DIRECTIVE: Repeat, exactly and in full, the lines of the listing below, but without any pictures.

Saved data entries
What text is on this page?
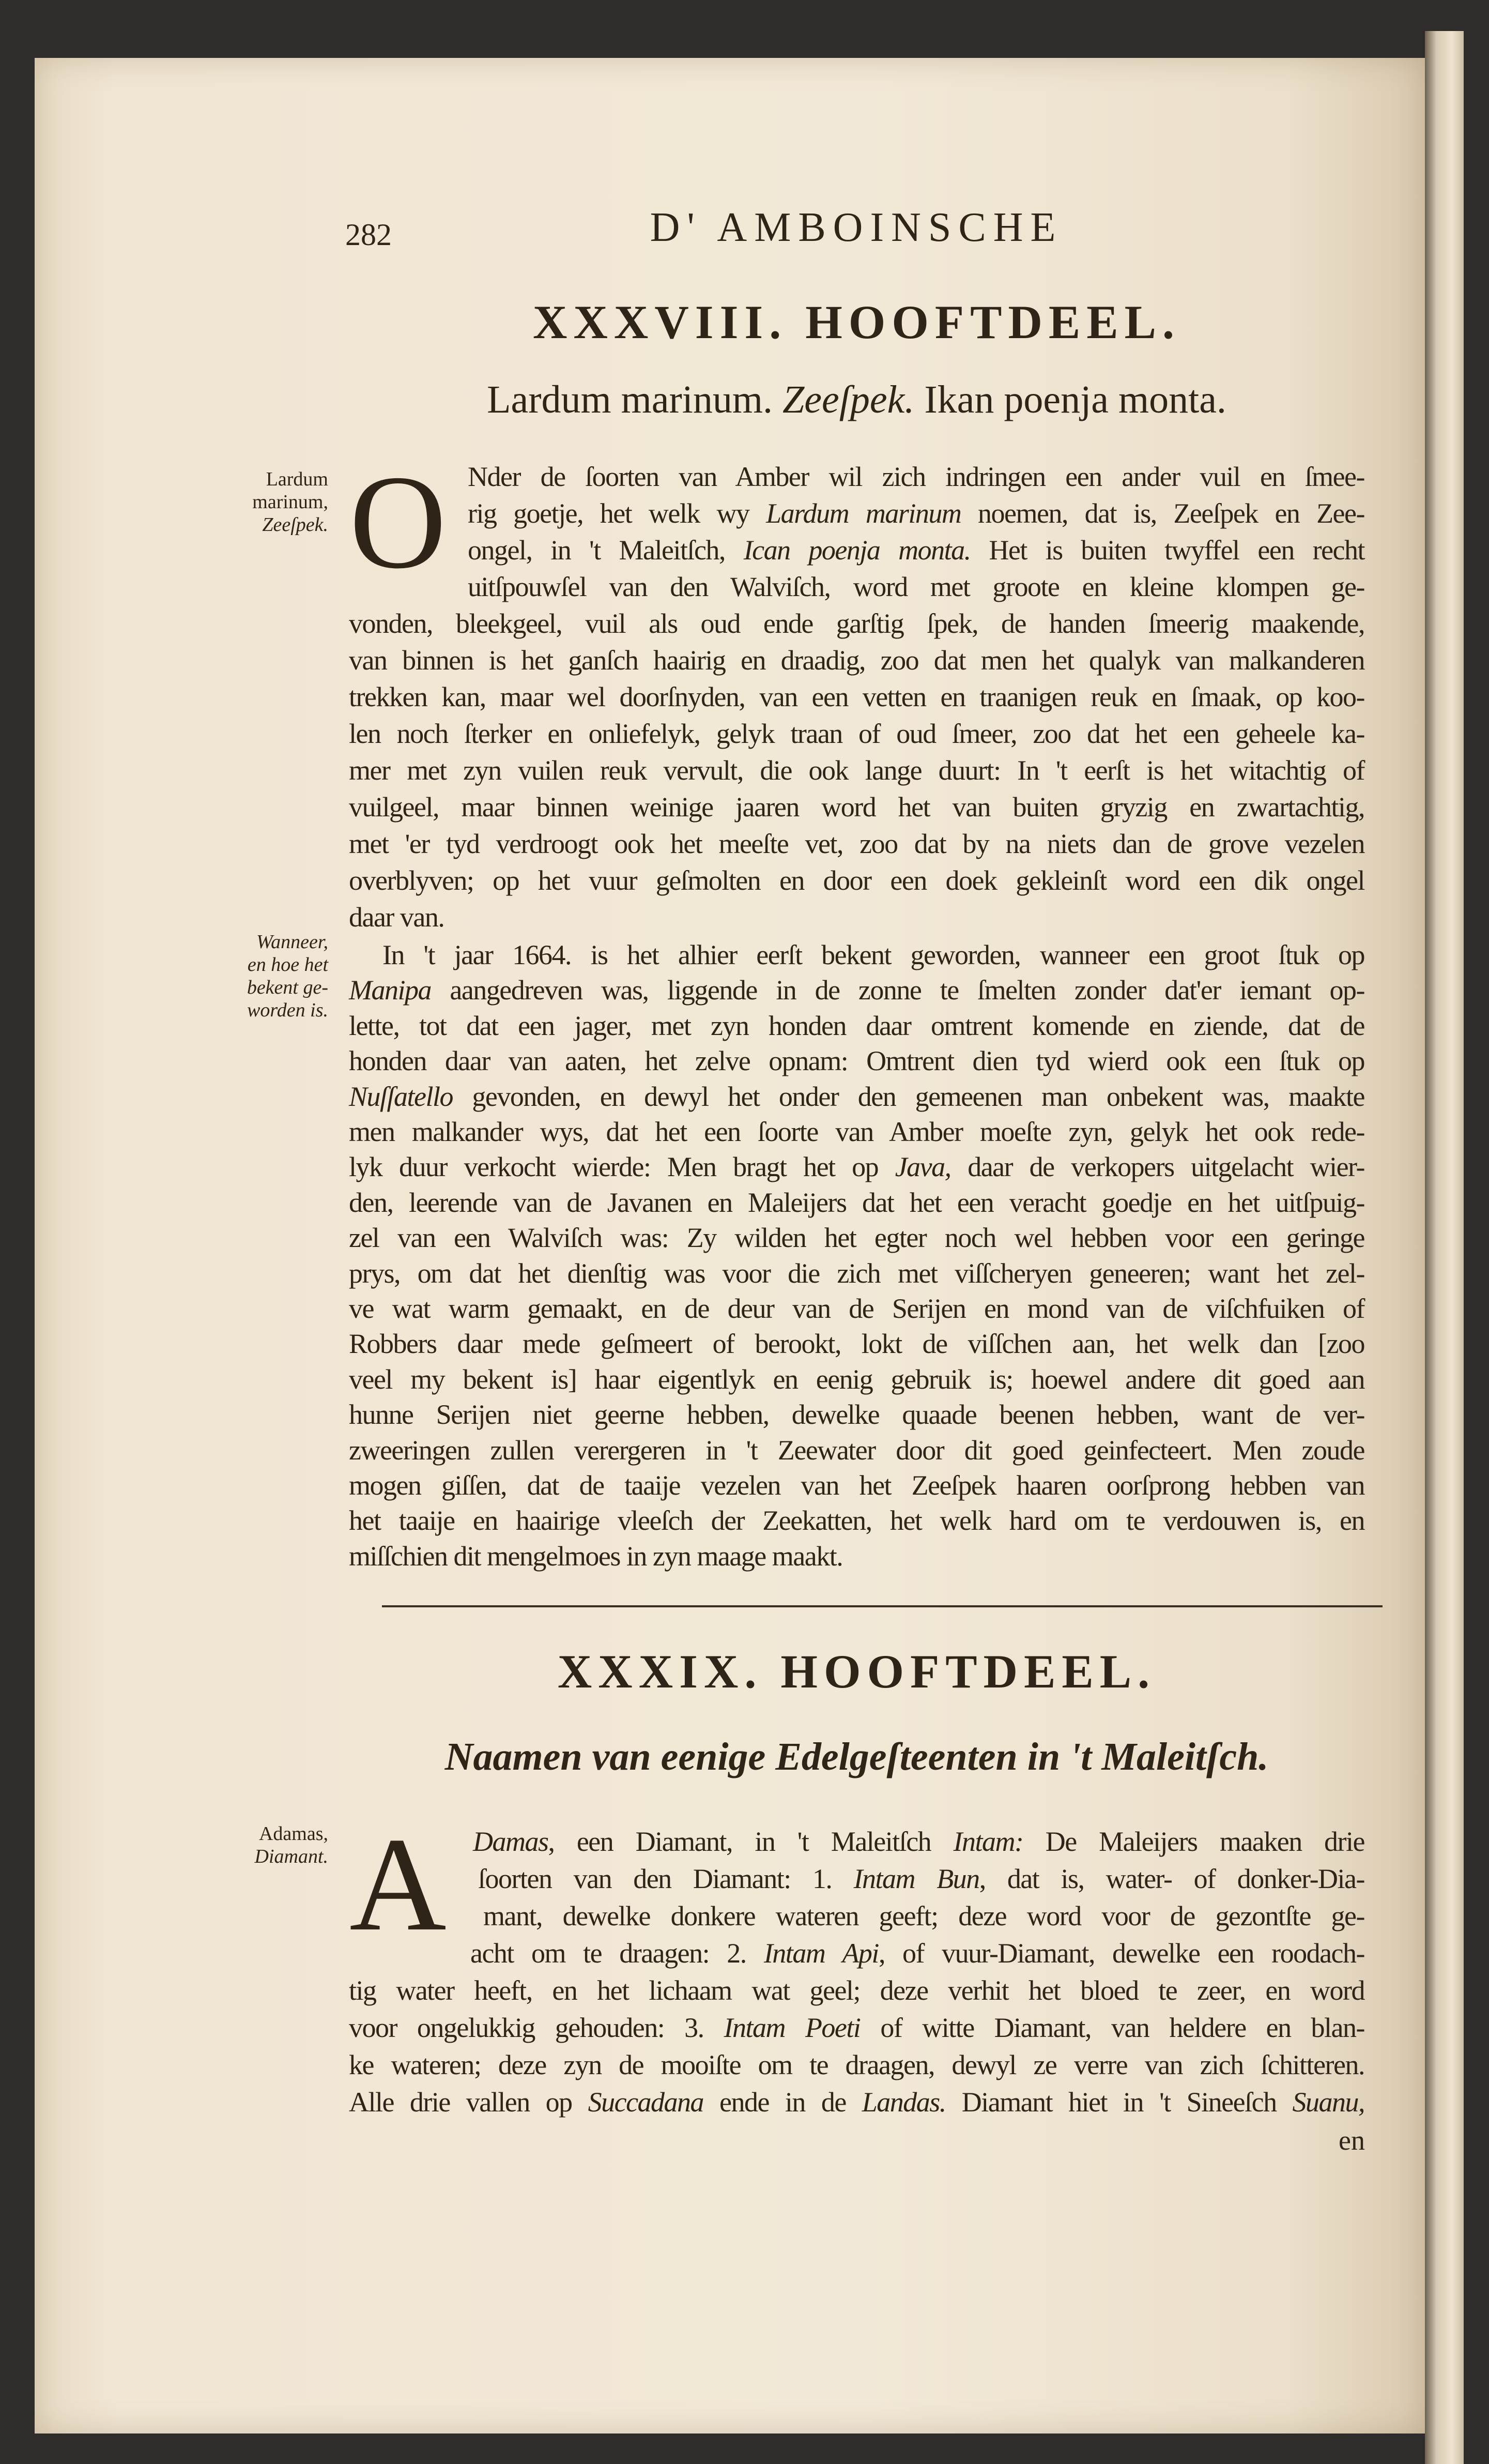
282	D' AMBOINSCHE
XXXVIII. HOOFTDEEL.
Lardum marinum. Zeeſpek. Ikan poenja monta.
O Nder de ſoorten van Amber wil zich indringen een ander vuil en ſmee-
rig goetje, het welk wy Lardum marinum noemen, dat is, Zeeſpek en Zee-
ongel, in 't Maleitſch, Ican poenja monta. Het is buiten twyffel een recht
uitſpouwſel van den Walviſch, word met groote en kleine klompen ge-
vonden, bleekgeel, vuil als oud ende garſtig ſpek, de handen ſmeerig maakende,
van binnen is het ganſch haairig en draadig, zoo dat men het qualyk van malkanderen
trekken kan, maar wel doorſnyden, van een vetten en traanigen reuk en ſmaak, op koo-
len noch ſterker en onliefelyk, gelyk traan of oud ſmeer, zoo dat het een geheele ka-
mer met zyn vuilen reuk vervult, die ook lange duurt: In 't eerſt is het witachtig of
vuilgeel, maar binnen weinige jaaren word het van buiten gryzig en zwartachtig,
met 'er tyd verdroogt ook het meeſte vet, zoo dat by na niets dan de grove vezelen
overblyven; op het vuur geſmolten en door een doek gekleinſt word een dik ongel
daar van.
In 't jaar 1664. is het alhier eerſt bekent geworden, wanneer een groot ſtuk op
Manipa aangedreven was, liggende in de zonne te ſmelten zonder dat'er iemant op-
lette, tot dat een jager, met zyn honden daar omtrent komende en ziende, dat de
honden daar van aaten, het zelve opnam: Omtrent dien tyd wierd ook een ſtuk op
Nuſſatello gevonden, en dewyl het onder den gemeenen man onbekent was, maakte
men malkander wys, dat het een ſoorte van Amber moeſte zyn, gelyk het ook rede-
lyk duur verkocht wierde: Men bragt het op Java, daar de verkopers uitgelacht wier-
den, leerende van de Javanen en Maleijers dat het een veracht goedje en het uitſpuig-
zel van een Walviſch was: Zy wilden het egter noch wel hebben voor een geringe
prys, om dat het dienſtig was voor die zich met viſſcheryen geneeren; want het zel-
ve wat warm gemaakt, en de deur van de Serijen en mond van de viſchfuiken of
Robbers daar mede geſmeert of berookt, lokt de viſſchen aan, het welk dan [zoo
veel my bekent is] haar eigentlyk en eenig gebruik is; hoewel andere dit goed aan
hunne Serijen niet geerne hebben, dewelke quaade beenen hebben, want de ver-
zweeringen zullen verergeren in 't Zeewater door dit goed geinfecteert. Men zoude
mogen giſſen, dat de taaije vezelen van het Zeeſpek haaren oorſprong hebben van
het taaije en haairige vleeſch der Zeekatten, het welk hard om te verdouwen is, en
miſſchien dit mengelmoes in zyn maage maakt.
XXXIX. HOOFTDEEL.
Naamen van eenige Edelgeſteenten in 't Maleitſch.
A Damas, een Diamant, in 't Maleitſch Intam: De Maleijers maaken drie
ſoorten van den Diamant: 1. Intam Bun, dat is, water- of donker-Dia-
mant, dewelke donkere wateren geeft; deze word voor de gezontſte ge-
acht om te draagen: 2. Intam Api, of vuur-Diamant, dewelke een roodach-
tig water heeft, en het lichaam wat geel; deze verhit het bloed te zeer, en word
voor ongelukkig gehouden: 3. Intam Poeti of witte Diamant, van heldere en blan-
ke wateren; deze zyn de mooiſte om te draagen, dewyl ze verre van zich ſchitteren.
Alle drie vallen op Succadana ende in de Landas. Diamant hiet in 't Sineeſch Suanu,
en
Lardum
marinum,
Zeeſpek.
Wanneer,
en hoe het
bekent ge-
worden is.
Adamas,
Diamant.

SOLUTION TO THIS EXERCISE:
What text is on this page?
282	D' AMBOINSCHE
XXXVIII. HOOFTDEEL.
Lardum marinum. Zeeſpek. Ikan poenja monta.
O Nder de ſoorten van Amber wil zich indringen een ander vuil en ſmee-
rig goetje, het welk wy Lardum marinum noemen, dat is, Zeeſpek en Zee-
ongel, in 't Maleitſch, Ican poenja monta. Het is buiten twyffel een recht
uitſpouwſel van den Walviſch, word met groote en kleine klompen ge-
vonden, bleekgeel, vuil als oud ende garſtig ſpek, de handen ſmeerig maakende,
van binnen is het ganſch haairig en draadig, zoo dat men het qualyk van malkanderen
trekken kan, maar wel doorſnyden, van een vetten en traanigen reuk en ſmaak, op koo-
len noch ſterker en onliefelyk, gelyk traan of oud ſmeer, zoo dat het een geheele ka-
mer met zyn vuilen reuk vervult, die ook lange duurt: In 't eerſt is het witachtig of
vuilgeel, maar binnen weinige jaaren word het van buiten gryzig en zwartachtig,
met 'er tyd verdroogt ook het meeſte vet, zoo dat by na niets dan de grove vezelen
overblyven; op het vuur geſmolten en door een doek gekleinſt word een dik ongel
daar van.
In 't jaar 1664. is het alhier eerſt bekent geworden, wanneer een groot ſtuk op
Manipa aangedreven was, liggende in de zonne te ſmelten zonder dat'er iemant op-
lette, tot dat een jager, met zyn honden daar omtrent komende en ziende, dat de
honden daar van aaten, het zelve opnam: Omtrent dien tyd wierd ook een ſtuk op
Nuſſatello gevonden, en dewyl het onder den gemeenen man onbekent was, maakte
men malkander wys, dat het een ſoorte van Amber moeſte zyn, gelyk het ook rede-
lyk duur verkocht wierde: Men bragt het op Java, daar de verkopers uitgelacht wier-
den, leerende van de Javanen en Maleijers dat het een veracht goedje en het uitſpuig-
zel van een Walviſch was: Zy wilden het egter noch wel hebben voor een geringe
prys, om dat het dienſtig was voor die zich met viſſcheryen geneeren; want het zel-
ve wat warm gemaakt, en de deur van de Serijen en mond van de viſchfuiken of
Robbers daar mede geſmeert of berookt, lokt de viſſchen aan, het welk dan [zoo
veel my bekent is] haar eigentlyk en eenig gebruik is; hoewel andere dit goed aan
hunne Serijen niet geerne hebben, dewelke quaade beenen hebben, want de ver-
zweeringen zullen verergeren in 't Zeewater door dit goed geinfecteert. Men zoude
mogen giſſen, dat de taaije vezelen van het Zeeſpek haaren oorſprong hebben van
het taaije en haairige vleeſch der Zeekatten, het welk hard om te verdouwen is, en
miſſchien dit mengelmoes in zyn maage maakt.
XXXIX. HOOFTDEEL.
Naamen van eenige Edelgeſteenten in 't Maleitſch.
A Damas, een Diamant, in 't Maleitſch Intam: De Maleijers maaken drie
ſoorten van den Diamant: 1. Intam Bun, dat is, water- of donker-Dia-
mant, dewelke donkere wateren geeft; deze word voor de gezontſte ge-
acht om te draagen: 2. Intam Api, of vuur-Diamant, dewelke een roodach-
tig water heeft, en het lichaam wat geel; deze verhit het bloed te zeer, en word
voor ongelukkig gehouden: 3. Intam Poeti of witte Diamant, van heldere en blan-
ke wateren; deze zyn de mooiſte om te draagen, dewyl ze verre van zich ſchitteren.
Alle drie vallen op Succadana ende in de Landas. Diamant hiet in 't Sineeſch Suanu,
en
Lardum
marinum,
Zeeſpek.
Wanneer,
en hoe het
bekent ge-
worden is.
Adamas,
Diamant.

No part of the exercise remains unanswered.